SHORT PROBLEM :: For the records below, say how many lines contain the string "name". Give the number only.

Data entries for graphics
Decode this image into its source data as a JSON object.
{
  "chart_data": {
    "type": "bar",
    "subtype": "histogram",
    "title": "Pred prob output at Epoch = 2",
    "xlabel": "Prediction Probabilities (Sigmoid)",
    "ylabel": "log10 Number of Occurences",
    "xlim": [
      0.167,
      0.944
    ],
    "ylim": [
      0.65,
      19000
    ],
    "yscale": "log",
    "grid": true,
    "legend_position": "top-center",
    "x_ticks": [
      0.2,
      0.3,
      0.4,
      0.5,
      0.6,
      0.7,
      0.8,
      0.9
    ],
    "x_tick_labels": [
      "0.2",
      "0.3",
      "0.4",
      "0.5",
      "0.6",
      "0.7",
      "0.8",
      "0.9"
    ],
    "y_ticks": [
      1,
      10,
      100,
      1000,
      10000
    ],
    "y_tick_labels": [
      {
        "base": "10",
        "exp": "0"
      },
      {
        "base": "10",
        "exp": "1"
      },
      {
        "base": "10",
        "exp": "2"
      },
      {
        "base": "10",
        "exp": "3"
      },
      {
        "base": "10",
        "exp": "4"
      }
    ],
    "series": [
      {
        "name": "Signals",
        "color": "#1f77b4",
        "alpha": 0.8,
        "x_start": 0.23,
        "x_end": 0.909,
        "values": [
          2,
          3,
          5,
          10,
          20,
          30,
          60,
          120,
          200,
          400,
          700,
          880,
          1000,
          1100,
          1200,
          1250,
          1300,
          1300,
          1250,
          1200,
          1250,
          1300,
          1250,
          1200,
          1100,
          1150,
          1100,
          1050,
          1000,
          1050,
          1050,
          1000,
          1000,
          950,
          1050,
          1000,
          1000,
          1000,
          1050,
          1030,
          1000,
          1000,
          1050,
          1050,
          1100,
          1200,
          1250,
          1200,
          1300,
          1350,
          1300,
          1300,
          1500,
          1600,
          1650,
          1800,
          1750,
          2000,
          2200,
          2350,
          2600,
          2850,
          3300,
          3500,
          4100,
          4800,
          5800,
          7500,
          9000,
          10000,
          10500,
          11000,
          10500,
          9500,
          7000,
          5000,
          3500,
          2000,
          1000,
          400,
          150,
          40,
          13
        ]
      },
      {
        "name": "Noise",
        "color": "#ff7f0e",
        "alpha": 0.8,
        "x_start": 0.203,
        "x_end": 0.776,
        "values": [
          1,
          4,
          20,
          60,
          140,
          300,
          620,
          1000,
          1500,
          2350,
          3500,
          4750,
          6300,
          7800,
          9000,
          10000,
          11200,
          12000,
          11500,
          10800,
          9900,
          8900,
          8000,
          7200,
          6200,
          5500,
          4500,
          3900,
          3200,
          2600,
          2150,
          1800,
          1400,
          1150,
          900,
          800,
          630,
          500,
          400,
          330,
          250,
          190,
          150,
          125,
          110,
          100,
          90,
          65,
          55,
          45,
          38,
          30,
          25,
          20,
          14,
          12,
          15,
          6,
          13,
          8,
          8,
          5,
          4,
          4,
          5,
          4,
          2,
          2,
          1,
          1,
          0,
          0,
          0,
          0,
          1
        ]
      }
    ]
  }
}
* * *
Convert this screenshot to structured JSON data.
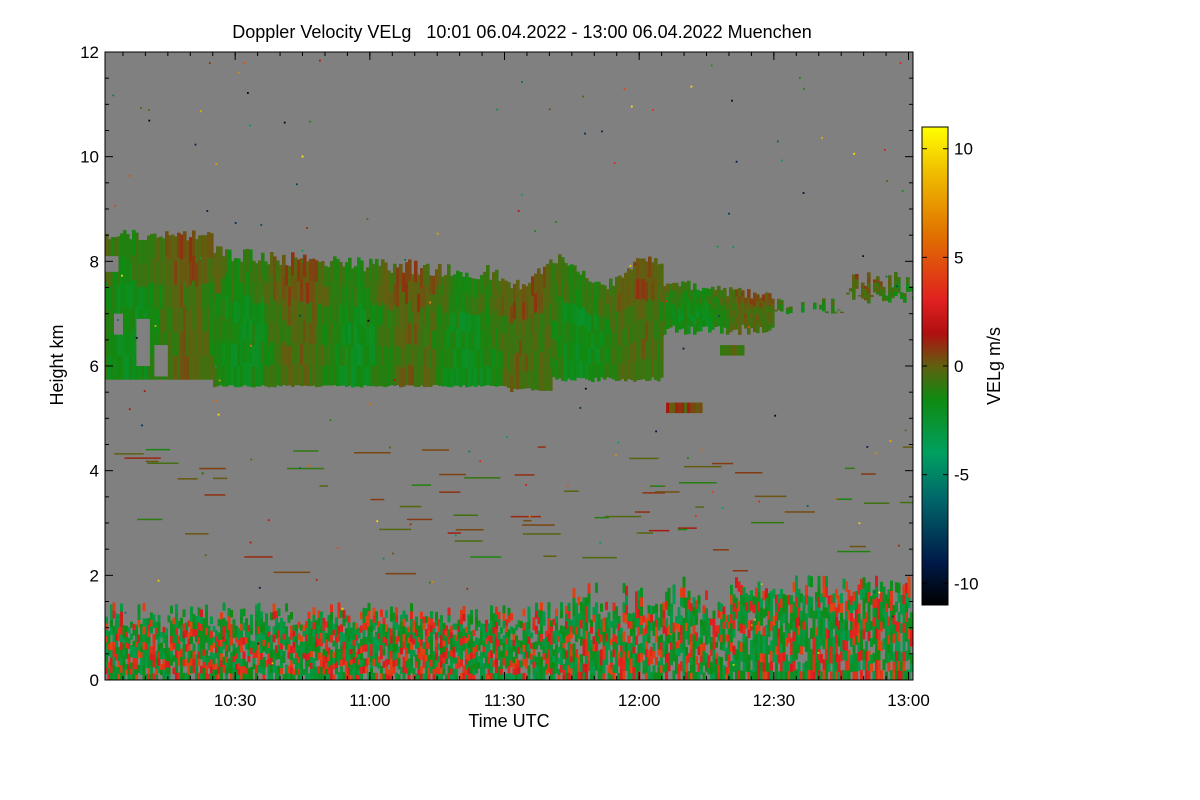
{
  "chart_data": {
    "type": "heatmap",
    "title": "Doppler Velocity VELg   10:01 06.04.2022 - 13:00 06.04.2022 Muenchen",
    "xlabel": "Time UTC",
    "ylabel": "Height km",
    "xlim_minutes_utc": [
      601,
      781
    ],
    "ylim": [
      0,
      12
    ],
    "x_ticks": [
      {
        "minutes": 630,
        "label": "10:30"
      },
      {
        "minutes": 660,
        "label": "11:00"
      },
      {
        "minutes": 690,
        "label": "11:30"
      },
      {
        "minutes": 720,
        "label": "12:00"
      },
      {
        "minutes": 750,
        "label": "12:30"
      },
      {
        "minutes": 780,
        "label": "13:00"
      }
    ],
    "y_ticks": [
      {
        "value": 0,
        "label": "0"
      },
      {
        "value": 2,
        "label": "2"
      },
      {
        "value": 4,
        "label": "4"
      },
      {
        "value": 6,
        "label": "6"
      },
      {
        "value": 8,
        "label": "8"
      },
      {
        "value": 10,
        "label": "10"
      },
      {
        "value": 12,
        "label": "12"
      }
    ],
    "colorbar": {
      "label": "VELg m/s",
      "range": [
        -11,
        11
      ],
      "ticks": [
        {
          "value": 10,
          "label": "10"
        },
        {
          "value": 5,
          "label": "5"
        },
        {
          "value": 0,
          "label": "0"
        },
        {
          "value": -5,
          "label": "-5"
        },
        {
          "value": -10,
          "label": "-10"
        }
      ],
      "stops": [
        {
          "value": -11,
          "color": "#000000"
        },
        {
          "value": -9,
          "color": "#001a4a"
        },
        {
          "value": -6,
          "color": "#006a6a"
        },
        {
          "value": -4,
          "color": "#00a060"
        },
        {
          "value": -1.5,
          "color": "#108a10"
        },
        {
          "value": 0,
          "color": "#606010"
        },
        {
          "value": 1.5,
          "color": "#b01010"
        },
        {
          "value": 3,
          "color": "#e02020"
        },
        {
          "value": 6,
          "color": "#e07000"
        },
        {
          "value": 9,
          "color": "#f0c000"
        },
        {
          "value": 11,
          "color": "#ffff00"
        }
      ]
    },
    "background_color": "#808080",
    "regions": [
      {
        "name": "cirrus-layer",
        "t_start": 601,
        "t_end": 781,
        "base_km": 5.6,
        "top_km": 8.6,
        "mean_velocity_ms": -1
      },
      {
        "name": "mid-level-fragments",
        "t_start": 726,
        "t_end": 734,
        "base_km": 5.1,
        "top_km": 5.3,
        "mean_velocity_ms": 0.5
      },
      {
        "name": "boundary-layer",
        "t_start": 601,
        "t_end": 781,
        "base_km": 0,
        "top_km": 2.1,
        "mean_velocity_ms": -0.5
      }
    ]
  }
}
...
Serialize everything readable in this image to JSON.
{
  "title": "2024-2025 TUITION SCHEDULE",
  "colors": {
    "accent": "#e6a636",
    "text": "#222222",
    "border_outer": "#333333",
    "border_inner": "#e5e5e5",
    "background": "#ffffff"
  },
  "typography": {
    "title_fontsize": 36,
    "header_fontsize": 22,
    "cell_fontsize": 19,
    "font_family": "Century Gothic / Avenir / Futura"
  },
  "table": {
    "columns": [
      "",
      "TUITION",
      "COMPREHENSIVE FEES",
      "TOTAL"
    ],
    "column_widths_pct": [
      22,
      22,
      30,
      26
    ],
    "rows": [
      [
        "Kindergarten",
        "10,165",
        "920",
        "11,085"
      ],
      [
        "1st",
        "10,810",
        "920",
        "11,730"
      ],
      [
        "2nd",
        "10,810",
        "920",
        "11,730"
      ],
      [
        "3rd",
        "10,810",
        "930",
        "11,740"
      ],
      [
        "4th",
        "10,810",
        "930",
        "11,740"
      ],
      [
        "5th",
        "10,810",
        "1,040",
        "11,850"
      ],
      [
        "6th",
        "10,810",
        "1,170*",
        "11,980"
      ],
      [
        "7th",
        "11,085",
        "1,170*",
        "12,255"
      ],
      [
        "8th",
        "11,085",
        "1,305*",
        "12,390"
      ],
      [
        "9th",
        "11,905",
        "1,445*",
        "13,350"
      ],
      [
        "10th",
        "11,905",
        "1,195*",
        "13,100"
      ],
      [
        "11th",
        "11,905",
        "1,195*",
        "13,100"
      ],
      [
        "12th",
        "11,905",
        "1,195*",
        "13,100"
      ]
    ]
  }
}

RESPONSE TO THIS TASK :: 5